→ **GIVEN PROBLEM**: Give the number of lines in the data that hold the word "Jelaskan", and nothing else.

→ **DATASET**:
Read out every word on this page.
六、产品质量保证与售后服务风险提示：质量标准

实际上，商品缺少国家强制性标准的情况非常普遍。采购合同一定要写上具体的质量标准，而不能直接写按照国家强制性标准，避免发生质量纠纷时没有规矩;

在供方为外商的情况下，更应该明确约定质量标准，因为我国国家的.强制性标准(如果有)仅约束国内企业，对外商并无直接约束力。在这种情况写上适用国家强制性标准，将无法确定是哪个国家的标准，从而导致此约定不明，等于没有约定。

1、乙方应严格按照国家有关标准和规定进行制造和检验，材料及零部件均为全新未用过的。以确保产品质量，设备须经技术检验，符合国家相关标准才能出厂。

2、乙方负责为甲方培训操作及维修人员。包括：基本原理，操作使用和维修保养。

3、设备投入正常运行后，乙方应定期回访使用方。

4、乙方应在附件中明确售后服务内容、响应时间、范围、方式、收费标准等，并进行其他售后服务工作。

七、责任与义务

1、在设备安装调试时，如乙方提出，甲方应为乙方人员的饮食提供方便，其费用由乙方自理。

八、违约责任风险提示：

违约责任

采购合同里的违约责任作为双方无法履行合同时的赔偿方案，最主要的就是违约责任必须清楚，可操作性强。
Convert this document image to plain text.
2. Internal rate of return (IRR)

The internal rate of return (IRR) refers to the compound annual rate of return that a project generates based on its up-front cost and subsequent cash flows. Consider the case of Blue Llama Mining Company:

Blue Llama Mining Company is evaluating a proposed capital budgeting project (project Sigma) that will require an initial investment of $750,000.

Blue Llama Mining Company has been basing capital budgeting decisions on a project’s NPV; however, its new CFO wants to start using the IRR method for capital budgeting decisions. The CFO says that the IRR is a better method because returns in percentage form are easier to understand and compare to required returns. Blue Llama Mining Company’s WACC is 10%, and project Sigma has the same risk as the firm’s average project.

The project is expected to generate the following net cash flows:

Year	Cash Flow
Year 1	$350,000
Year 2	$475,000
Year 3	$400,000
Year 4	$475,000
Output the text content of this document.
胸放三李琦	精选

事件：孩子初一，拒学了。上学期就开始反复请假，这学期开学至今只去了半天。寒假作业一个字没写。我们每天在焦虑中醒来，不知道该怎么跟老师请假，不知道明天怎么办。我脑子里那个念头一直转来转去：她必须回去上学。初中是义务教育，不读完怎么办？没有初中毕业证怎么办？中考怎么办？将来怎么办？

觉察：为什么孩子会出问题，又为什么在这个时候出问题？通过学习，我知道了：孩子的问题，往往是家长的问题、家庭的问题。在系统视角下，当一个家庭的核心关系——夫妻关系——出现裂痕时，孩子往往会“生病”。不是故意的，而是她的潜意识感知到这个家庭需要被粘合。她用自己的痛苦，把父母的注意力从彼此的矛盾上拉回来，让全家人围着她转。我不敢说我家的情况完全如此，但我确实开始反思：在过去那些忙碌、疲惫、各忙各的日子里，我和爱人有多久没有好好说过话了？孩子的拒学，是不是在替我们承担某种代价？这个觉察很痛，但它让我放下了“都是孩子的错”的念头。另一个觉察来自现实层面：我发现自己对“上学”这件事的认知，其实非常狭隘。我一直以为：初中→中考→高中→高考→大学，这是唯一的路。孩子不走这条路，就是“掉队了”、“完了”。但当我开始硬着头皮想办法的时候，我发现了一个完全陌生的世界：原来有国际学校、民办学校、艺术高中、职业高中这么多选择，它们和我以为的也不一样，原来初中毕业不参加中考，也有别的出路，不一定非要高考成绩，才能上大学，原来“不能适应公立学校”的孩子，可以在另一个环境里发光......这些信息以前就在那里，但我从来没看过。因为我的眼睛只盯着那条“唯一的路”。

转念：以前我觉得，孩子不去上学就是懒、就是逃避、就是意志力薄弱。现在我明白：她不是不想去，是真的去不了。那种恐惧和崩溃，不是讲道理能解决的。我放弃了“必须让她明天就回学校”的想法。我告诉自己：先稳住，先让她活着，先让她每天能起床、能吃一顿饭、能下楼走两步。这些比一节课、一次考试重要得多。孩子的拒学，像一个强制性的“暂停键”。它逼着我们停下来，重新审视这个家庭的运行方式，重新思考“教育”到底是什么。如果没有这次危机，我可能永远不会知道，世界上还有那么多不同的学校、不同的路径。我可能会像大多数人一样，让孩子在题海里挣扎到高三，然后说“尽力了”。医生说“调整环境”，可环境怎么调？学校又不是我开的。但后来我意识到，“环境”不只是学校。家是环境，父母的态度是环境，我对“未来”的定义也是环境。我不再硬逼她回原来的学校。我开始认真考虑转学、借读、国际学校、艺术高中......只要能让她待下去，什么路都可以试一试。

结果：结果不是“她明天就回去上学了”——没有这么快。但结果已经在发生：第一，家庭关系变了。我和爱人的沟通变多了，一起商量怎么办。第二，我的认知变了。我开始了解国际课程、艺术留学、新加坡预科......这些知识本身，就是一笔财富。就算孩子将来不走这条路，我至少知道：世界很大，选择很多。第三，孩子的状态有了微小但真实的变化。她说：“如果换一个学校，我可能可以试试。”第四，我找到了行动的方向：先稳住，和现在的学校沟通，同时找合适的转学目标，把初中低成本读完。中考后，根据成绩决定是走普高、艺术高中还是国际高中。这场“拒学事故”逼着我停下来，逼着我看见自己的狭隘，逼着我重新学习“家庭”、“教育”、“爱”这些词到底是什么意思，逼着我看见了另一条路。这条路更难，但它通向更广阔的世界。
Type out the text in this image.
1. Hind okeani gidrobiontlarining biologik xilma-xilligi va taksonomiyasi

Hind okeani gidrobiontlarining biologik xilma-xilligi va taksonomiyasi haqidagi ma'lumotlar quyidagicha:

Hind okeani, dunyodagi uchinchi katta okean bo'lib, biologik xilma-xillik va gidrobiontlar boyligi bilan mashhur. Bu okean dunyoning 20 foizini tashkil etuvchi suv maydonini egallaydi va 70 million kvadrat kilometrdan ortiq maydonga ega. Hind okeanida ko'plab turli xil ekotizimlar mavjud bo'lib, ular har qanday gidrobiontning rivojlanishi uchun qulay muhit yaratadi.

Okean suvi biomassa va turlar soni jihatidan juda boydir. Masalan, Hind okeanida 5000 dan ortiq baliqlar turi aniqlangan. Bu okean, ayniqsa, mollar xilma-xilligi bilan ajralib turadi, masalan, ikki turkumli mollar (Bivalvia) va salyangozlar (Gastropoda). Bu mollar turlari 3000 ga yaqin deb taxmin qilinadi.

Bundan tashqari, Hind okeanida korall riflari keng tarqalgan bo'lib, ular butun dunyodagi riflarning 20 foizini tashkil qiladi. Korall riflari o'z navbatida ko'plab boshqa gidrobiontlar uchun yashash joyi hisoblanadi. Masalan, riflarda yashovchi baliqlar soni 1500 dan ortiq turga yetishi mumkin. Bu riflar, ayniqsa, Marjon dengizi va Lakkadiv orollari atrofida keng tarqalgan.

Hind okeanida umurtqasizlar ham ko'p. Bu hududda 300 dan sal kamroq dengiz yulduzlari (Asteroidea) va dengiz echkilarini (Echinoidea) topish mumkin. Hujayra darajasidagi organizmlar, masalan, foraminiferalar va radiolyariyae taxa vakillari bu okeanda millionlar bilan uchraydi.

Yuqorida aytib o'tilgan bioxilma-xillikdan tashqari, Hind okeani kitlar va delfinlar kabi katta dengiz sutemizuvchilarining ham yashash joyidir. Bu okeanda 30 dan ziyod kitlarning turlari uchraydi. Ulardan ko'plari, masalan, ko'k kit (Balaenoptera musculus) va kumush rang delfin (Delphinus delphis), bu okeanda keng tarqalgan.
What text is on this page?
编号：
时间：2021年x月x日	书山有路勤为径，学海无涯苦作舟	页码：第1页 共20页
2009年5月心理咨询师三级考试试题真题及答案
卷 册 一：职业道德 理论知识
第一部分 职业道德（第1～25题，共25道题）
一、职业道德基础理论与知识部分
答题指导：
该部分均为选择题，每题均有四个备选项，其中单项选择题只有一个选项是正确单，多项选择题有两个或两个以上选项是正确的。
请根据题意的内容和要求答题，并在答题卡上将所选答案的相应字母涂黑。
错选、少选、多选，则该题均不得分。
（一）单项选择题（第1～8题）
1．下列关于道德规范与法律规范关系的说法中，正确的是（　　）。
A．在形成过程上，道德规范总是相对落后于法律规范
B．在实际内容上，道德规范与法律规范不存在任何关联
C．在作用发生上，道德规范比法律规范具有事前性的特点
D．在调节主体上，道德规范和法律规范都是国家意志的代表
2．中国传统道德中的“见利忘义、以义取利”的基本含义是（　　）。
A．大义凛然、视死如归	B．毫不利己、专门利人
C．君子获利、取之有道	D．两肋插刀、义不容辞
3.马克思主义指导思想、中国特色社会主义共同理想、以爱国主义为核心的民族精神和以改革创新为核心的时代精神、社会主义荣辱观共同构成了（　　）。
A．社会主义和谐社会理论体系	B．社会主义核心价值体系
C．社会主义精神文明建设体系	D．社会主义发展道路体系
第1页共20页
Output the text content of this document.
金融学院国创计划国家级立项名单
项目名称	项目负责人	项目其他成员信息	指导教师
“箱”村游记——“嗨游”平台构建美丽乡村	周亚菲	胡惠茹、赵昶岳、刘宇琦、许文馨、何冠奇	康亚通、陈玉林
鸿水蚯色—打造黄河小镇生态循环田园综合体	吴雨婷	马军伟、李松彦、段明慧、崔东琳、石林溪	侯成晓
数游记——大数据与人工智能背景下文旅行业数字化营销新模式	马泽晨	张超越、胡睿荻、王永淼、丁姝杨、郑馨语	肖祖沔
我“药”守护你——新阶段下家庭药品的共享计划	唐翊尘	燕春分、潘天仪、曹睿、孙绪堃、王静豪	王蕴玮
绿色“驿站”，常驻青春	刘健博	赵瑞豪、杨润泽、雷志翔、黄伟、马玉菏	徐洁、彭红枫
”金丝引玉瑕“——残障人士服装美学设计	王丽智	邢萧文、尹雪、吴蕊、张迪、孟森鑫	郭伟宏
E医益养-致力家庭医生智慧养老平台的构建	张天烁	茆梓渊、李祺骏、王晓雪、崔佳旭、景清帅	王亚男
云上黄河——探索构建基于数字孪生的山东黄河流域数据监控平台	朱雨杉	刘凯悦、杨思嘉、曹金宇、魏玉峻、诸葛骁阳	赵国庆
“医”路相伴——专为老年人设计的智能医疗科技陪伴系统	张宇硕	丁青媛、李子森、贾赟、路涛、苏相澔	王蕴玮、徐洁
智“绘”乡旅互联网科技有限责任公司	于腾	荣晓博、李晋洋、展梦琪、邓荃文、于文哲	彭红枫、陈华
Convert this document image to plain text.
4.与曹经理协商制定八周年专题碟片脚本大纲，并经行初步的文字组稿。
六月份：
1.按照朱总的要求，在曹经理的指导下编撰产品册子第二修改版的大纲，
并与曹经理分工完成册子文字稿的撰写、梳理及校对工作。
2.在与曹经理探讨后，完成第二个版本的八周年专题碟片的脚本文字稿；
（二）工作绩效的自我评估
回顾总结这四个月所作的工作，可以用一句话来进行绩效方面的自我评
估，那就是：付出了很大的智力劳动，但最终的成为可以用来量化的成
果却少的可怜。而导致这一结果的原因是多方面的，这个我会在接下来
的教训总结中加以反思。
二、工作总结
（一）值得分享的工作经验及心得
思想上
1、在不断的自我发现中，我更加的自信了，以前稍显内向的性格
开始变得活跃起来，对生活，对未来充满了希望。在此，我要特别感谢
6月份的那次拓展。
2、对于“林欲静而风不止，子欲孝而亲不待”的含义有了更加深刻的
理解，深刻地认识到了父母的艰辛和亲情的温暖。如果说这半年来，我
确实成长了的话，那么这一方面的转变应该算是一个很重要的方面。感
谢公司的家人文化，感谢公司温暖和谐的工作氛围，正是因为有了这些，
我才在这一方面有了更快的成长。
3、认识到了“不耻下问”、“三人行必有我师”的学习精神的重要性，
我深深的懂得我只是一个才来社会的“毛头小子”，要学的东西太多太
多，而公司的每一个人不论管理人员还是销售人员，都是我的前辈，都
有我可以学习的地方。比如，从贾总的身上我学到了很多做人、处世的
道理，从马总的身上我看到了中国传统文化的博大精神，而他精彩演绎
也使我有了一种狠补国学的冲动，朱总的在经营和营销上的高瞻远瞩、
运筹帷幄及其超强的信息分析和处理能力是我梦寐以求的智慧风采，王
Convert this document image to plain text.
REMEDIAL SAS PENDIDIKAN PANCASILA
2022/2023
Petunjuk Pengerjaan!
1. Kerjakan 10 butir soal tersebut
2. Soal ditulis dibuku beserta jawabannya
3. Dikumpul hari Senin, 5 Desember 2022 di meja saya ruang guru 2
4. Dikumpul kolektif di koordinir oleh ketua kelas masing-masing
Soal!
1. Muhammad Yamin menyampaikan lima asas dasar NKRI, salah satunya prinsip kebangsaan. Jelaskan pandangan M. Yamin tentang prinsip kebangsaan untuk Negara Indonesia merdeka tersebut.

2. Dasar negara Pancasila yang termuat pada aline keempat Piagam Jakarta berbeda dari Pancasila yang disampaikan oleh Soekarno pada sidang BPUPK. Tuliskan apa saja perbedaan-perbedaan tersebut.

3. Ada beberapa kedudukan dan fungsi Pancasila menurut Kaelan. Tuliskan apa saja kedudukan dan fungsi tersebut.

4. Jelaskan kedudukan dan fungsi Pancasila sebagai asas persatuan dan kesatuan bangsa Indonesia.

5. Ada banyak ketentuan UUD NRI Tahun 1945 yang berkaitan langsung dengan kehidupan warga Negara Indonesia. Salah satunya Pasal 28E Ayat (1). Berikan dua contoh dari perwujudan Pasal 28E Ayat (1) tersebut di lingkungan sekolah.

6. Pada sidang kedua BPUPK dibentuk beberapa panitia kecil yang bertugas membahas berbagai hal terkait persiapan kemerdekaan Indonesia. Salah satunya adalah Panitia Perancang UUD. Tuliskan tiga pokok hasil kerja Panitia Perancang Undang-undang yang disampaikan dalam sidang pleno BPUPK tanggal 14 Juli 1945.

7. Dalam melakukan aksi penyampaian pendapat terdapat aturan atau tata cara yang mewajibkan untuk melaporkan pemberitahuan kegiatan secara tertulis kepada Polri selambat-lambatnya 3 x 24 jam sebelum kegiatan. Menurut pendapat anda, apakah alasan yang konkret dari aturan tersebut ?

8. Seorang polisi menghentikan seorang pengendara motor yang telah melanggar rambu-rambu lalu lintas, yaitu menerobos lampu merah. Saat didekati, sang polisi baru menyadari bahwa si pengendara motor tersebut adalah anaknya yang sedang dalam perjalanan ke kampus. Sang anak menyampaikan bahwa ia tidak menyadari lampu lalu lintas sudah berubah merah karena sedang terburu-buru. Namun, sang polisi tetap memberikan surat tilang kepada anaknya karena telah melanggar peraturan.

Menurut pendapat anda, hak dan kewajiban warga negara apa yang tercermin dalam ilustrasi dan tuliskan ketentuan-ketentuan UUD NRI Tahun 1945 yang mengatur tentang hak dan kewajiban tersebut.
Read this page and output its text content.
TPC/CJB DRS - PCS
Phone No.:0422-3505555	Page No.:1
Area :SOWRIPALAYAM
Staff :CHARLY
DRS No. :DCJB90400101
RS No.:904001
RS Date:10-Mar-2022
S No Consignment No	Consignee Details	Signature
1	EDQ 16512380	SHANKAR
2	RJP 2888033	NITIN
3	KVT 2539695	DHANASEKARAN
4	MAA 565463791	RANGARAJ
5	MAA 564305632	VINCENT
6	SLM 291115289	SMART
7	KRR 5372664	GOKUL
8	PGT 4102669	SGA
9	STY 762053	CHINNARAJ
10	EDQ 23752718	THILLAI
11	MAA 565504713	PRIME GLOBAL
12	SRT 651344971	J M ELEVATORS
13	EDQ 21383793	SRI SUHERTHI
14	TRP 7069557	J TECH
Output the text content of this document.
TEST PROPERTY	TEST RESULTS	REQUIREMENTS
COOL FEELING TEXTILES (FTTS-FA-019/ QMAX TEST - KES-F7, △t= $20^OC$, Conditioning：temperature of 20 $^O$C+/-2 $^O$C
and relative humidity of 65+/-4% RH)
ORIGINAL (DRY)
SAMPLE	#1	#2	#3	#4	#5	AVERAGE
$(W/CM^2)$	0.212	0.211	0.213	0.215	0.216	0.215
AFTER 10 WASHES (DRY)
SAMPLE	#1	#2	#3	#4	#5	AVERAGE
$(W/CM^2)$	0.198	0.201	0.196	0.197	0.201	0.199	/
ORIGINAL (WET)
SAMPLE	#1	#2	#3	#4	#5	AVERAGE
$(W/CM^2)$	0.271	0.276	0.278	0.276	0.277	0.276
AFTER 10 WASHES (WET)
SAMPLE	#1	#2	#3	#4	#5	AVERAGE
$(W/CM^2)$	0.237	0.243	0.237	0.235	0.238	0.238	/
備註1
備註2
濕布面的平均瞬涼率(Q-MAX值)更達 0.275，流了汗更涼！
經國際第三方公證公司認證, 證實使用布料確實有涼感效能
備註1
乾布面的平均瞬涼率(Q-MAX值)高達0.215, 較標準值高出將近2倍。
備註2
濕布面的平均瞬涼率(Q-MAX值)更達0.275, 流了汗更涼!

→ **WORKED ANSWER**: 2